Records about charts and figures:
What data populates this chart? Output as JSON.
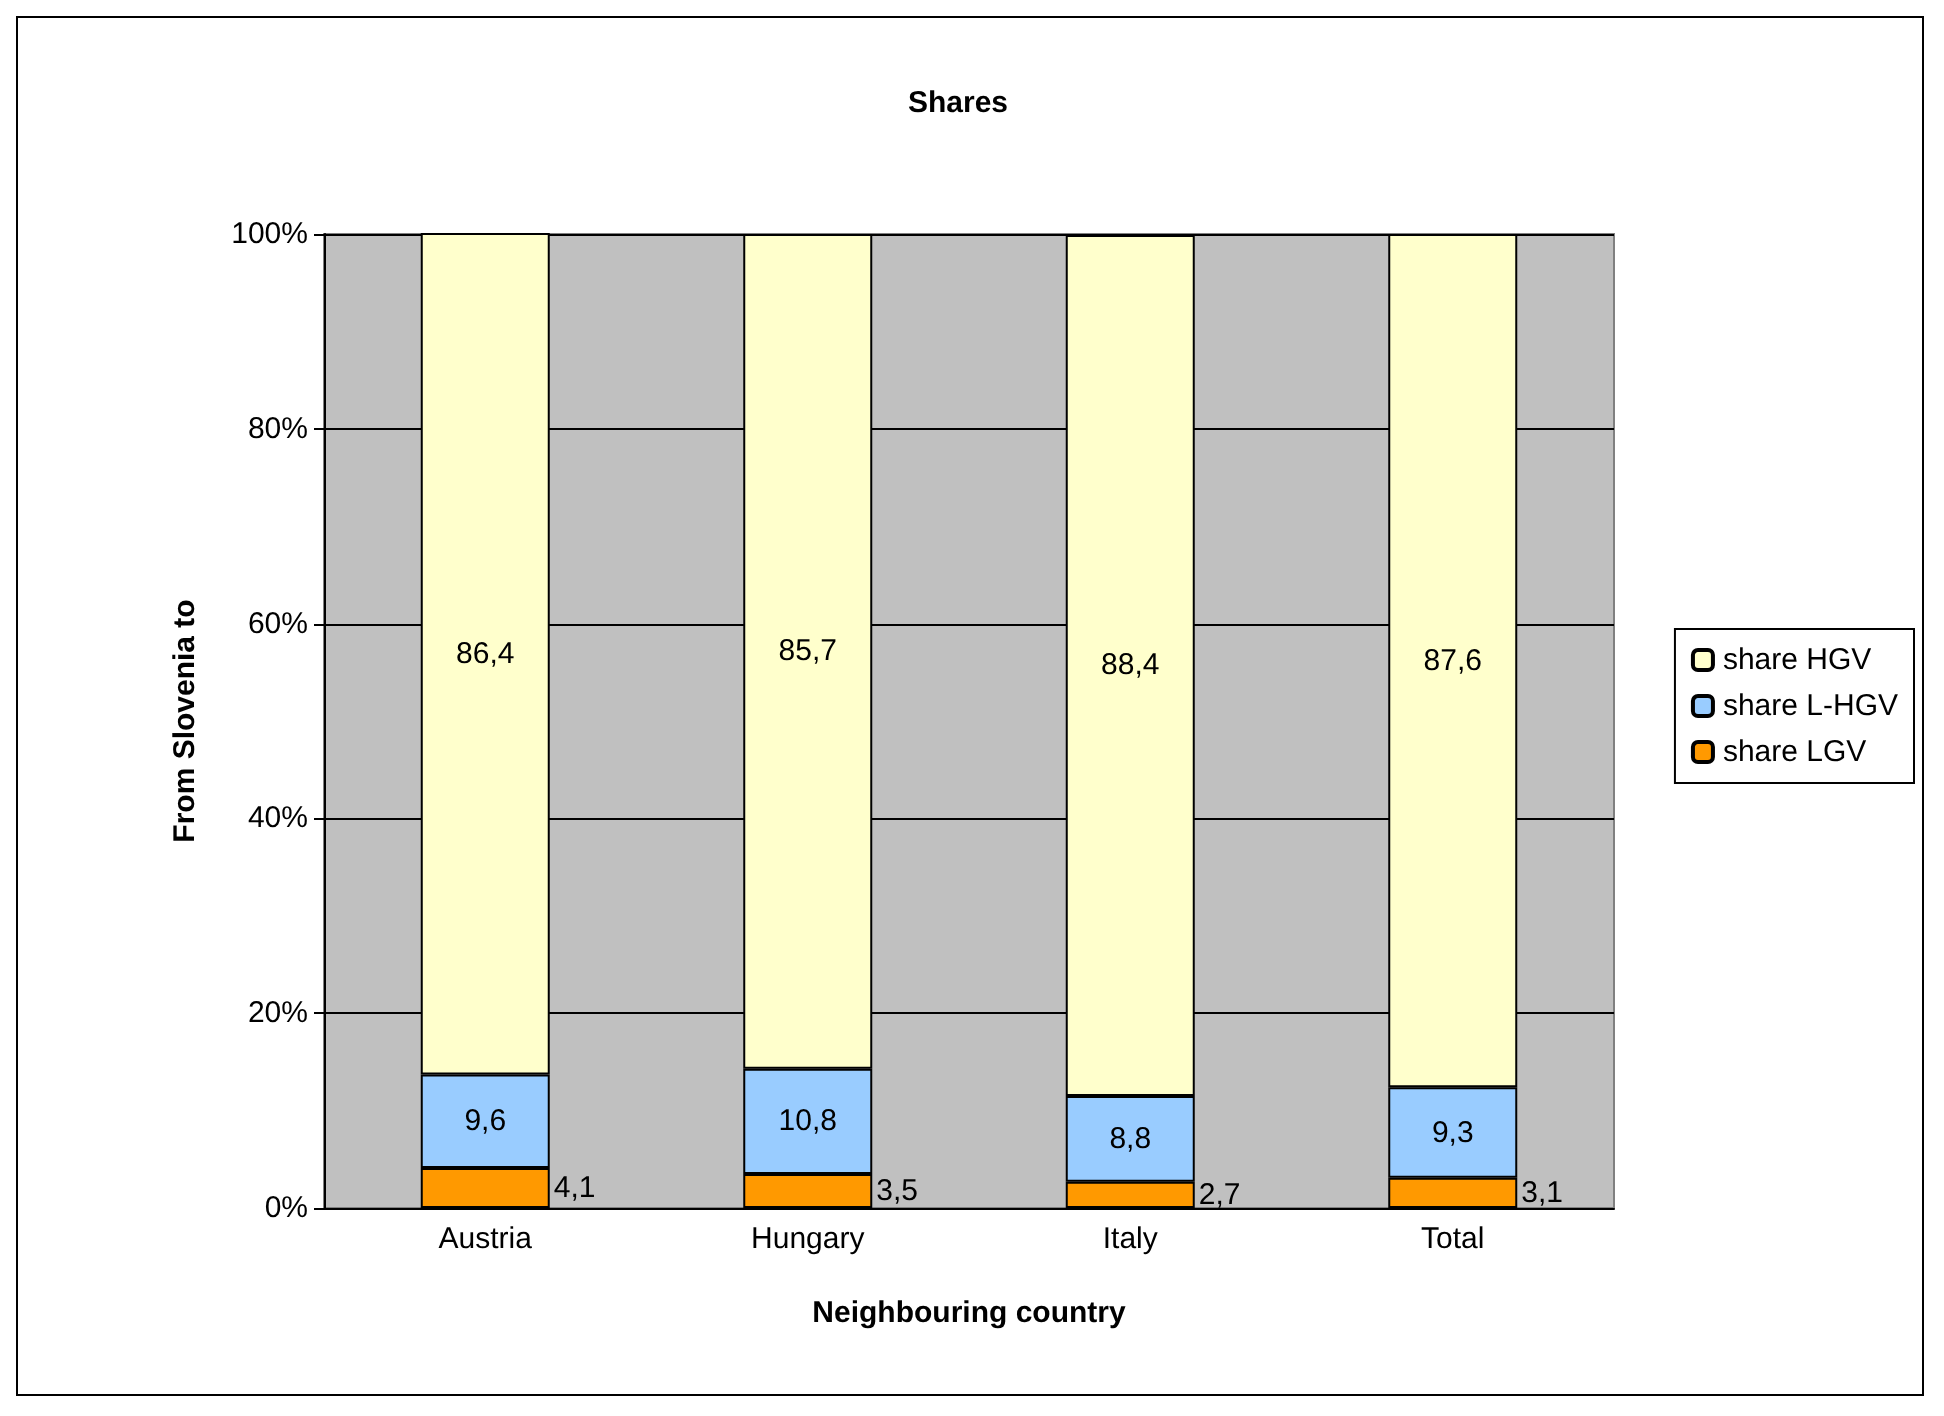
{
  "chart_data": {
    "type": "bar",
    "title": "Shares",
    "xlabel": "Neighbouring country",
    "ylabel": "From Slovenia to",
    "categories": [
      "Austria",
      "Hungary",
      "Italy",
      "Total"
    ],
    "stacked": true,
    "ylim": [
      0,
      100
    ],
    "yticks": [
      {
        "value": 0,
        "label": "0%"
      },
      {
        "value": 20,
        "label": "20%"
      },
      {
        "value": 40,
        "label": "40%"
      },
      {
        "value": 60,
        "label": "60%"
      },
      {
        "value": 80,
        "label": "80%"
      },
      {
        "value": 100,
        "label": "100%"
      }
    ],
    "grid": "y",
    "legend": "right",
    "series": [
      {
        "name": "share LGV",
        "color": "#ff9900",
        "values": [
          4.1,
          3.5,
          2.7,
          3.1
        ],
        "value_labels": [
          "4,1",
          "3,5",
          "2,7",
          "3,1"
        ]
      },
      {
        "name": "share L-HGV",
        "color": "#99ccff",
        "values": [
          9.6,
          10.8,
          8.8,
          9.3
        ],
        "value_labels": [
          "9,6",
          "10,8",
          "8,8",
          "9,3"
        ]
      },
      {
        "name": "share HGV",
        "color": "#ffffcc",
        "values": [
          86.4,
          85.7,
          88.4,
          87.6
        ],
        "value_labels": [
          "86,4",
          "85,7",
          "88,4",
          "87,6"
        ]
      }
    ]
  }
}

§ To do
Quote the full listing above word for word; exclude every picture from the copy.

§ The output
What data populates this chart? Output as JSON.
{
  "chart_data": {
    "type": "bar",
    "title": "Shares",
    "xlabel": "Neighbouring country",
    "ylabel": "From Slovenia to",
    "categories": [
      "Austria",
      "Hungary",
      "Italy",
      "Total"
    ],
    "stacked": true,
    "ylim": [
      0,
      100
    ],
    "yticks": [
      {
        "value": 0,
        "label": "0%"
      },
      {
        "value": 20,
        "label": "20%"
      },
      {
        "value": 40,
        "label": "40%"
      },
      {
        "value": 60,
        "label": "60%"
      },
      {
        "value": 80,
        "label": "80%"
      },
      {
        "value": 100,
        "label": "100%"
      }
    ],
    "grid": "y",
    "legend": "right",
    "series": [
      {
        "name": "share LGV",
        "color": "#ff9900",
        "values": [
          4.1,
          3.5,
          2.7,
          3.1
        ],
        "value_labels": [
          "4,1",
          "3,5",
          "2,7",
          "3,1"
        ]
      },
      {
        "name": "share L-HGV",
        "color": "#99ccff",
        "values": [
          9.6,
          10.8,
          8.8,
          9.3
        ],
        "value_labels": [
          "9,6",
          "10,8",
          "8,8",
          "9,3"
        ]
      },
      {
        "name": "share HGV",
        "color": "#ffffcc",
        "values": [
          86.4,
          85.7,
          88.4,
          87.6
        ],
        "value_labels": [
          "86,4",
          "85,7",
          "88,4",
          "87,6"
        ]
      }
    ]
  }
}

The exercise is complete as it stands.